§ **The request**: Copy out the listing that follows exactly, dropping every picture.

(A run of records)
::::::
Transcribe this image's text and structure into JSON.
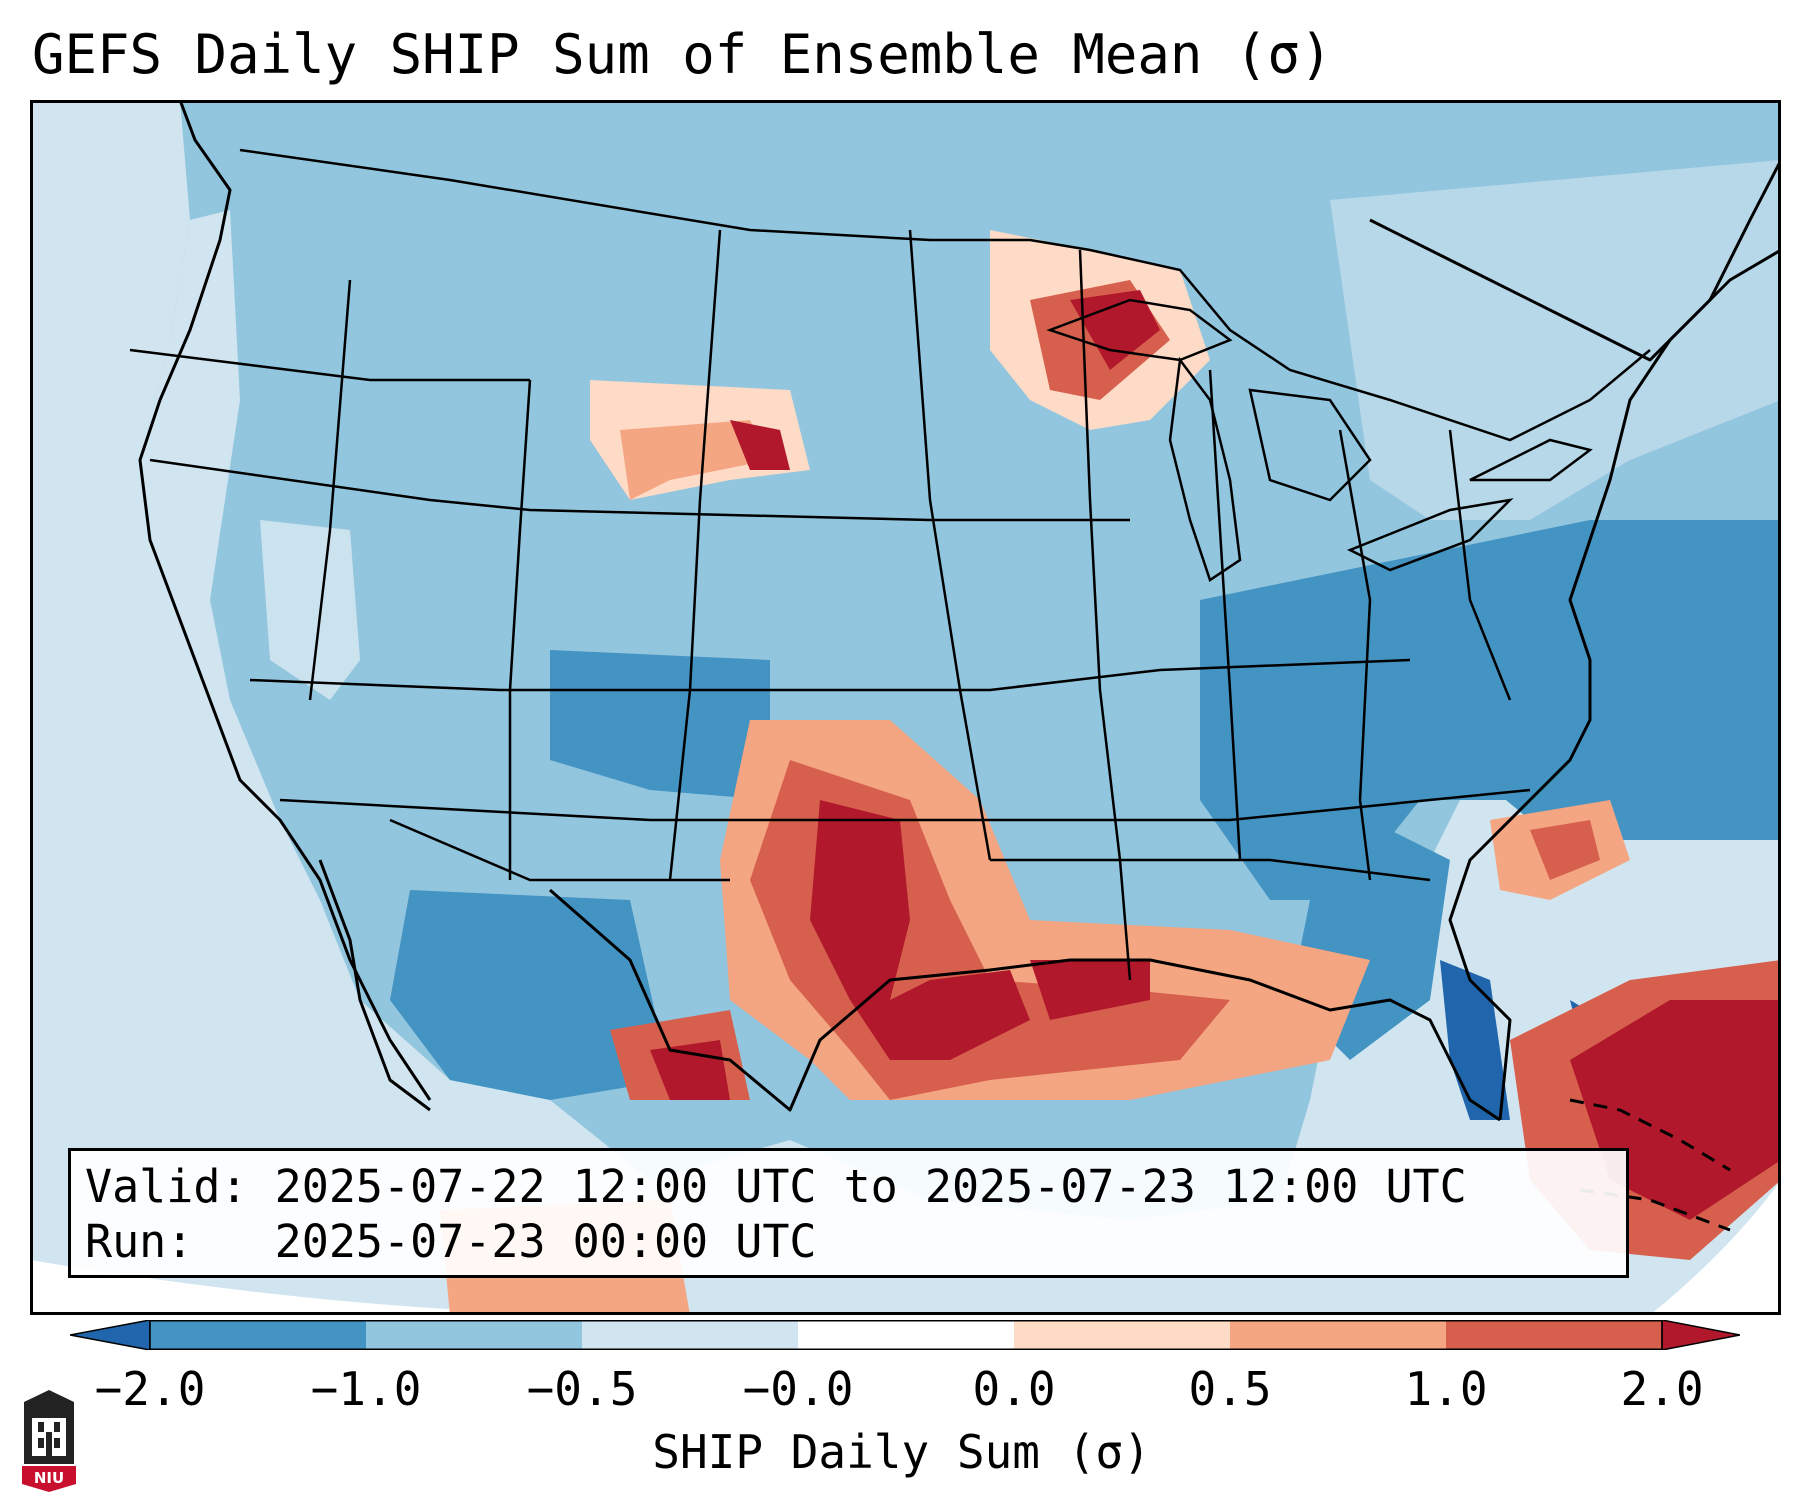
{
  "title": "GEFS Daily SHIP Sum of Ensemble Mean (σ)",
  "info": {
    "valid_label": "Valid:",
    "valid_value": "2025-07-22 12:00 UTC to 2025-07-23 12:00 UTC",
    "run_label": "Run:",
    "run_value": "2025-07-23 00:00 UTC"
  },
  "colorbar": {
    "label": "SHIP Daily Sum (σ)",
    "ticks": [
      "−2.0",
      "−1.0",
      "−0.5",
      "−0.0",
      "0.0",
      "0.5",
      "1.0",
      "2.0"
    ],
    "colors": [
      "#4393c3",
      "#92c5de",
      "#d1e5f0",
      "#fddbc7",
      "#f4a582",
      "#d6604d",
      "#b2182b"
    ],
    "under_color": "#2166ac",
    "over_color": "#b2182b"
  },
  "logo": {
    "text": "NIU",
    "color": "#c8102e"
  },
  "map": {
    "background": "#d1e5f0",
    "offmap_color": "#ffffff",
    "border_color": "#000000"
  }
}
::::::
§ **Written answer**:
Transcribe this image's text and structure into JSON.
{
  "title": "GEFS Daily SHIP Sum of Ensemble Mean (σ)",
  "info": {
    "valid_label": "Valid:",
    "valid_value": "2025-07-22 12:00 UTC to 2025-07-23 12:00 UTC",
    "run_label": "Run:",
    "run_value": "2025-07-23 00:00 UTC"
  },
  "colorbar": {
    "label": "SHIP Daily Sum (σ)",
    "ticks": [
      "−2.0",
      "−1.0",
      "−0.5",
      "−0.0",
      "0.0",
      "0.5",
      "1.0",
      "2.0"
    ],
    "colors": [
      "#4393c3",
      "#92c5de",
      "#d1e5f0",
      "#fddbc7",
      "#f4a582",
      "#d6604d",
      "#b2182b"
    ],
    "under_color": "#2166ac",
    "over_color": "#b2182b"
  },
  "logo": {
    "text": "NIU",
    "color": "#c8102e"
  },
  "map": {
    "background": "#d1e5f0",
    "offmap_color": "#ffffff",
    "border_color": "#000000"
  }
}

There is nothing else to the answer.